## Task statement
Restate the complete material exactly.

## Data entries
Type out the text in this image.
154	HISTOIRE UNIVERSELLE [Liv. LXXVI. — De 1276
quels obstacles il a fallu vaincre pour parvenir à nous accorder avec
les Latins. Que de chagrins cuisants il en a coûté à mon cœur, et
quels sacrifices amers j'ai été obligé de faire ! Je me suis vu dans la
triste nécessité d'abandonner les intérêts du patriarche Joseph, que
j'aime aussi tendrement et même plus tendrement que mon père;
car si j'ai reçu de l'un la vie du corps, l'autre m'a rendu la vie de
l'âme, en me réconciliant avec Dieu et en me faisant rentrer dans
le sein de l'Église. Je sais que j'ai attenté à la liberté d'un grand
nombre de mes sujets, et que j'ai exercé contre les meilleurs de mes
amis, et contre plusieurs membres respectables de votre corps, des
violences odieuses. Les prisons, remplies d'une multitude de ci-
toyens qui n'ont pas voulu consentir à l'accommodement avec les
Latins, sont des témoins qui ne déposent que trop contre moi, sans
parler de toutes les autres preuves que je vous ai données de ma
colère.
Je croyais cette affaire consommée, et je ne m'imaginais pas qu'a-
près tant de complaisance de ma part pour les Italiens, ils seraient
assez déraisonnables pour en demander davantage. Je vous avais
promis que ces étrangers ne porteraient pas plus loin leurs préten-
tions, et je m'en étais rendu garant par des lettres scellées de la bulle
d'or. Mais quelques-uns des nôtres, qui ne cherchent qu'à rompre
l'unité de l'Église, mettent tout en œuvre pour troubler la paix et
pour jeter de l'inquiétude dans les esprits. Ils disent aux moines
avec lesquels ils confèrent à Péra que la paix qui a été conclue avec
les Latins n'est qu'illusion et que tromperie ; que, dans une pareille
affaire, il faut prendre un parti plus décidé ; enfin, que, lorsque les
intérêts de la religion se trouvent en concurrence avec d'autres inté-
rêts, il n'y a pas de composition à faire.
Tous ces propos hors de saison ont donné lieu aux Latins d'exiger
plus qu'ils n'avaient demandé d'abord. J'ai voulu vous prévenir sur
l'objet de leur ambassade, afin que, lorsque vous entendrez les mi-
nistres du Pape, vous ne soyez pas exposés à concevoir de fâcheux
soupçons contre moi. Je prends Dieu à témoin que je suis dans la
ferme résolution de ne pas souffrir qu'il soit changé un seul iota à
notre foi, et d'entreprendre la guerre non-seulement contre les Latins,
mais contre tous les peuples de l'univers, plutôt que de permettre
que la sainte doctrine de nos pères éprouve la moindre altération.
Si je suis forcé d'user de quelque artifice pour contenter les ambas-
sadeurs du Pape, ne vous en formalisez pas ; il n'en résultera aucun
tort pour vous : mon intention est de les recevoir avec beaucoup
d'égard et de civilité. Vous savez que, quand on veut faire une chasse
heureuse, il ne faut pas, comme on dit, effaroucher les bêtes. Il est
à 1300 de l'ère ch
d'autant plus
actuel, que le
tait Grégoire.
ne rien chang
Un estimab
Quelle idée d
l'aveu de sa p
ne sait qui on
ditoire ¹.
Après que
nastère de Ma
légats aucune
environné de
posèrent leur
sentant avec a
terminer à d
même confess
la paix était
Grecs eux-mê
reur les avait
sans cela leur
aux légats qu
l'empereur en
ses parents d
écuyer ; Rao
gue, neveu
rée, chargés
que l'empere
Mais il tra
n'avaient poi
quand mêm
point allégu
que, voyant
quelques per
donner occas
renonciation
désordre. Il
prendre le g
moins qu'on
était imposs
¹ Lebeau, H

## Solution to the problem
Type out the text in this image.
154	HISTOIRE UNIVERSELLE [Liv. LXXVI. — De 1276
quels obstacles il a fallu vaincre pour parvenir à nous accorder avec
les Latins. Que de chagrins cuisants il en a coûté à mon cœur, et
quels sacrifices amers j'ai été obligé de faire ! Je me suis vu dans la
triste nécessité d'abandonner les intérêts du patriarche Joseph, que
j'aime aussi tendrement et même plus tendrement que mon père;
car si j'ai reçu de l'un la vie du corps, l'autre m'a rendu la vie de
l'âme, en me réconciliant avec Dieu et en me faisant rentrer dans
le sein de l'Église. Je sais que j'ai attenté à la liberté d'un grand
nombre de mes sujets, et que j'ai exercé contre les meilleurs de mes
amis, et contre plusieurs membres respectables de votre corps, des
violences odieuses. Les prisons, remplies d'une multitude de ci-
toyens qui n'ont pas voulu consentir à l'accommodement avec les
Latins, sont des témoins qui ne déposent que trop contre moi, sans
parler de toutes les autres preuves que je vous ai données de ma
colère.
Je croyais cette affaire consommée, et je ne m'imaginais pas qu'a-
près tant de complaisance de ma part pour les Italiens, ils seraient
assez déraisonnables pour en demander davantage. Je vous avais
promis que ces étrangers ne porteraient pas plus loin leurs préten-
tions, et je m'en étais rendu garant par des lettres scellées de la bulle
d'or. Mais quelques-uns des nôtres, qui ne cherchent qu'à rompre
l'unité de l'Église, mettent tout en œuvre pour troubler la paix et
pour jeter de l'inquiétude dans les esprits. Ils disent aux moines
avec lesquels ils confèrent à Péra que la paix qui a été conclue avec
les Latins n'est qu'illusion et que tromperie ; que, dans une pareille
affaire, il faut prendre un parti plus décidé ; enfin, que, lorsque les
intérêts de la religion se trouvent en concurrence avec d'autres inté-
rêts, il n'y a pas de composition à faire.
Tous ces propos hors de saison ont donné lieu aux Latins d'exiger
plus qu'ils n'avaient demandé d'abord. J'ai voulu vous prévenir sur
l'objet de leur ambassade, afin que, lorsque vous entendrez les mi-
nistres du Pape, vous ne soyez pas exposés à concevoir de fâcheux
soupçons contre moi. Je prends Dieu à témoin que je suis dans la
ferme résolution de ne pas souffrir qu'il soit changé un seul iota à
notre foi, et d'entreprendre la guerre non-seulement contre les Latins,
mais contre tous les peuples de l'univers, plutôt que de permettre
que la sainte doctrine de nos pères éprouve la moindre altération.
Si je suis forcé d'user de quelque artifice pour contenter les ambas-
sadeurs du Pape, ne vous en formalisez pas ; il n'en résultera aucun
tort pour vous : mon intention est de les recevoir avec beaucoup
d'égard et de civilité. Vous savez que, quand on veut faire une chasse
heureuse, il ne faut pas, comme on dit, effaroucher les bêtes. Il est
à 1300 de l'ère ch
d'autant plus
actuel, que le
tait Grégoire.
ne rien chang
Un estimab
Quelle idée d
l'aveu de sa p
ne sait qui on
ditoire ¹.
Après que
nastère de Ma
légats aucune
environné de
posèrent leur
sentant avec a
terminer à d
même confess
la paix était
Grecs eux-mê
reur les avait
sans cela leur
aux légats qu
l'empereur en
ses parents d
écuyer ; Rao
gue, neveu
rée, chargés
que l'empere
Mais il tra
n'avaient poi
quand mêm
point allégu
que, voyant
quelques per
donner occas
renonciation
désordre. Il
prendre le g
moins qu'on
était imposs
¹ Lebeau, H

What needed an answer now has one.